### WHAT IS BEING ASKED
Review the material and extract every line in which the word "Plugin" occurs.

### DATA SECTION
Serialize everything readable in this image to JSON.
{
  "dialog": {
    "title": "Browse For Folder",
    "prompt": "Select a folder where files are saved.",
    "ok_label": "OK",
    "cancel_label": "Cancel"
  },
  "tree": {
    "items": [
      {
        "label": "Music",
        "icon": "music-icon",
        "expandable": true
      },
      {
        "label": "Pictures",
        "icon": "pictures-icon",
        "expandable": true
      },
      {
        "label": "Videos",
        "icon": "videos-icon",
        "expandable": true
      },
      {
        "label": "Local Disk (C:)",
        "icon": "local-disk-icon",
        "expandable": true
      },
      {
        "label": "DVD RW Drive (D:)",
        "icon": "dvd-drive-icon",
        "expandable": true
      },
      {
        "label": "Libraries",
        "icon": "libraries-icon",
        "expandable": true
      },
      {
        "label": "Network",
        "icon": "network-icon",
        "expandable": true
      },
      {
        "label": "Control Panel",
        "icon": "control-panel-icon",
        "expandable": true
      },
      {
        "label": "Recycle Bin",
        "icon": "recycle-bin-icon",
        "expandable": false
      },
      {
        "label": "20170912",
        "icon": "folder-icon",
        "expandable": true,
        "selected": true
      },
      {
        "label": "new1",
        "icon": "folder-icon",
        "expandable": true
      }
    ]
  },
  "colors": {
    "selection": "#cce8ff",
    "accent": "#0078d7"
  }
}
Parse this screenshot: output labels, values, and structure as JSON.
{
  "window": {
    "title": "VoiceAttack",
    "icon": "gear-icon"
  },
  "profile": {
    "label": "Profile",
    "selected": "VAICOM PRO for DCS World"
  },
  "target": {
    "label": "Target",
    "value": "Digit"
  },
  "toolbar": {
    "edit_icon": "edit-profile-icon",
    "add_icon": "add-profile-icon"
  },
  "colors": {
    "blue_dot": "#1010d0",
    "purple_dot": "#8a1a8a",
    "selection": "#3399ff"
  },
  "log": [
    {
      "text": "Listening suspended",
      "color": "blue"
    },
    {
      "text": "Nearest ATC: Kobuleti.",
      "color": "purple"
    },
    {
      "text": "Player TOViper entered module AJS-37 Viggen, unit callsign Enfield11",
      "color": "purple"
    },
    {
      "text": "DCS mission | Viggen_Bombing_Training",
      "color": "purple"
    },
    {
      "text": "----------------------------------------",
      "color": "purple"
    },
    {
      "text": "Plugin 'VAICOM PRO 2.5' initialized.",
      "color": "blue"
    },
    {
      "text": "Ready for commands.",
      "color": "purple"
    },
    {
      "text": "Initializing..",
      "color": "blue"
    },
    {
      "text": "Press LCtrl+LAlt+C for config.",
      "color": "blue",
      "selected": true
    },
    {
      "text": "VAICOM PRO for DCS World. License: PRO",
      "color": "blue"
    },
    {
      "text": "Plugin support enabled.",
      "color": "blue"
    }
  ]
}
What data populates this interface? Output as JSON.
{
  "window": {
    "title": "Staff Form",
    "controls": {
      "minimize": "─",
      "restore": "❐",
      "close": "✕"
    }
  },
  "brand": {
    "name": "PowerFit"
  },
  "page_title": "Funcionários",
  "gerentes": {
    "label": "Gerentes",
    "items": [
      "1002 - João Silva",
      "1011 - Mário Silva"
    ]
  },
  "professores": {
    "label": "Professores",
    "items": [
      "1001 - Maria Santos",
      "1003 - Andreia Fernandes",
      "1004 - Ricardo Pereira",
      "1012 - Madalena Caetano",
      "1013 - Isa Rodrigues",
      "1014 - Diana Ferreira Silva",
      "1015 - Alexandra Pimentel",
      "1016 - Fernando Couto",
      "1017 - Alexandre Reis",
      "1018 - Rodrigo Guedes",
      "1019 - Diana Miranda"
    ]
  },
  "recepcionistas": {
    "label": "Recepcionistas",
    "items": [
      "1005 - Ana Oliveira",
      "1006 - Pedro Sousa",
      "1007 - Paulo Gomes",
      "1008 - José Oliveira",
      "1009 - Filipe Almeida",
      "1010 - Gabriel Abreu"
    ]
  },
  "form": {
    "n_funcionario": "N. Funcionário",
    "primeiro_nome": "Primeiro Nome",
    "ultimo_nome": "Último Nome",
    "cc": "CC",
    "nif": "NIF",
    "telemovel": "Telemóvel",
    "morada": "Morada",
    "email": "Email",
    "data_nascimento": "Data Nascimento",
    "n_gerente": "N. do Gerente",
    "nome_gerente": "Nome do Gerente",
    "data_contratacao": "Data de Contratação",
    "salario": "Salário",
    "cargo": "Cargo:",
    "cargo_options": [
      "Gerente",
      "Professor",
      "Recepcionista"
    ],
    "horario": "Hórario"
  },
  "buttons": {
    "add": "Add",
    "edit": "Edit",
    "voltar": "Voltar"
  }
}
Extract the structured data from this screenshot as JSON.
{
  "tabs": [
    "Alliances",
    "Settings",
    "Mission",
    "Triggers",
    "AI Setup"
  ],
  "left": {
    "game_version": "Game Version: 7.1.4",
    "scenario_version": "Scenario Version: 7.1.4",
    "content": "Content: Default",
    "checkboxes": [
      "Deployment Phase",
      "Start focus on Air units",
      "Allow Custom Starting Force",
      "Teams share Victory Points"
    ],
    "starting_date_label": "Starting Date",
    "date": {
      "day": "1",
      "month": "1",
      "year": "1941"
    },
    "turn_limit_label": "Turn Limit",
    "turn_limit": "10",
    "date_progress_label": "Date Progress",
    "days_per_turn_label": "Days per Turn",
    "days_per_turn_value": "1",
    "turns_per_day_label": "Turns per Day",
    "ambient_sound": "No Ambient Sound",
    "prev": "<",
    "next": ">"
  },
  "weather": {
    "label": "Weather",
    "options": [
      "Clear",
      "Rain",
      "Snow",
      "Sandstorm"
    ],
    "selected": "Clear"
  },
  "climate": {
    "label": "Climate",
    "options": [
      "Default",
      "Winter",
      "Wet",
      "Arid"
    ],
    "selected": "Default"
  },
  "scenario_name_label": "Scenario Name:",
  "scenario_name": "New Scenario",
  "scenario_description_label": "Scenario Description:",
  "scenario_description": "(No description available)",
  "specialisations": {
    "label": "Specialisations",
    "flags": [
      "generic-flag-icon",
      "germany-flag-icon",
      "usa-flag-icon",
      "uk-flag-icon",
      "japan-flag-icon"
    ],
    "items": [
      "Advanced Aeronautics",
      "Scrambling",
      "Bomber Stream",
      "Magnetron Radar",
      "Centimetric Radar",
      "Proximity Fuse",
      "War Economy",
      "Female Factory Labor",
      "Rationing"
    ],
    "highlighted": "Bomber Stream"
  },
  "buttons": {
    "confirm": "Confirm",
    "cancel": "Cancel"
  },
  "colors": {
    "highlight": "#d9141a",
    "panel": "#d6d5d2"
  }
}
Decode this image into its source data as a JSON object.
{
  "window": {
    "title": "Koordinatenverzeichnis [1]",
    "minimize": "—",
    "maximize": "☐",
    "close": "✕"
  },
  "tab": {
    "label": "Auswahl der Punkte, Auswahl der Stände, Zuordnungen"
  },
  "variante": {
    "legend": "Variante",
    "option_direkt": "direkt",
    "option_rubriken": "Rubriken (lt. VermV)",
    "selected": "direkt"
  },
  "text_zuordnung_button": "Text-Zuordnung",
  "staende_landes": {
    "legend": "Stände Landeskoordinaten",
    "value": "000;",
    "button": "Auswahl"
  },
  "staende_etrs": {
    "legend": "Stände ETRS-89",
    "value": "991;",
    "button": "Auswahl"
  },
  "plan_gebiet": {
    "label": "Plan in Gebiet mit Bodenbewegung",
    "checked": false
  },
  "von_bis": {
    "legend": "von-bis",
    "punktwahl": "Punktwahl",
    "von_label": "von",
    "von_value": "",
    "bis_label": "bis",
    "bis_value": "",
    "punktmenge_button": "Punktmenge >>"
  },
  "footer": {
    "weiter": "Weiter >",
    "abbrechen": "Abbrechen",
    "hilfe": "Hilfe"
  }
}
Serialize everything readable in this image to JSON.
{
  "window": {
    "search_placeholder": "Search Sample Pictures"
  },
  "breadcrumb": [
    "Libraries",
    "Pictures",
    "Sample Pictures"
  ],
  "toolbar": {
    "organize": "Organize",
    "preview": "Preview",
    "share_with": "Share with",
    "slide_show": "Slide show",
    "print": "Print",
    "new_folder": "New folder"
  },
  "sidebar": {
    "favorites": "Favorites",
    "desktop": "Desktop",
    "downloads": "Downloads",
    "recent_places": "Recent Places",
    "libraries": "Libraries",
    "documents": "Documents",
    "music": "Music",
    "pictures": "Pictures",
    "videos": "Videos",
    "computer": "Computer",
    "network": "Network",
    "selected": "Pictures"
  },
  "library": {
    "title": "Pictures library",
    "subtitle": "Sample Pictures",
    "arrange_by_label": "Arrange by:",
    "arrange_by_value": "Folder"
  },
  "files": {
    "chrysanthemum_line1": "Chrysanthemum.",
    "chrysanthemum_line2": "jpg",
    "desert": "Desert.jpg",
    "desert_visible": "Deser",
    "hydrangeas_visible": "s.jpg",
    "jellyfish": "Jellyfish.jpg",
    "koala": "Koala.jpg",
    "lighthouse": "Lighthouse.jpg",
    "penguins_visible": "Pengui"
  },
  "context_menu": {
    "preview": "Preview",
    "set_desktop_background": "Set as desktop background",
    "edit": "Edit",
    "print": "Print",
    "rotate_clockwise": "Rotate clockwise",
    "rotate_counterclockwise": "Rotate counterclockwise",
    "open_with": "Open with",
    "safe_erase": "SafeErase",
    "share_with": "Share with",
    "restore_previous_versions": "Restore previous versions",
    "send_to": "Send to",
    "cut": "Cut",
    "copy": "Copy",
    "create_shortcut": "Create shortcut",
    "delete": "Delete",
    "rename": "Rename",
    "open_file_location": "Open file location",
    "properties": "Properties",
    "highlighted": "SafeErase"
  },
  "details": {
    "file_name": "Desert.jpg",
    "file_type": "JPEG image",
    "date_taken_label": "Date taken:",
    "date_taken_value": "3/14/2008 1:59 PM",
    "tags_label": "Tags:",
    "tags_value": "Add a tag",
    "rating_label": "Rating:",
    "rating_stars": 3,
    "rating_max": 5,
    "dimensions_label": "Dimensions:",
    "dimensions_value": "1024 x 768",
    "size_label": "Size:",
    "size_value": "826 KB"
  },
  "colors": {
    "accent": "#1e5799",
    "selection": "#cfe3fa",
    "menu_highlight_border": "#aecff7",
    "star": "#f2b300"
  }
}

### OUTPUT OF THE TASK
      "text": "Plugin 'VAICOM PRO 2.5' initialized.",
      "text": "Plugin support enabled.",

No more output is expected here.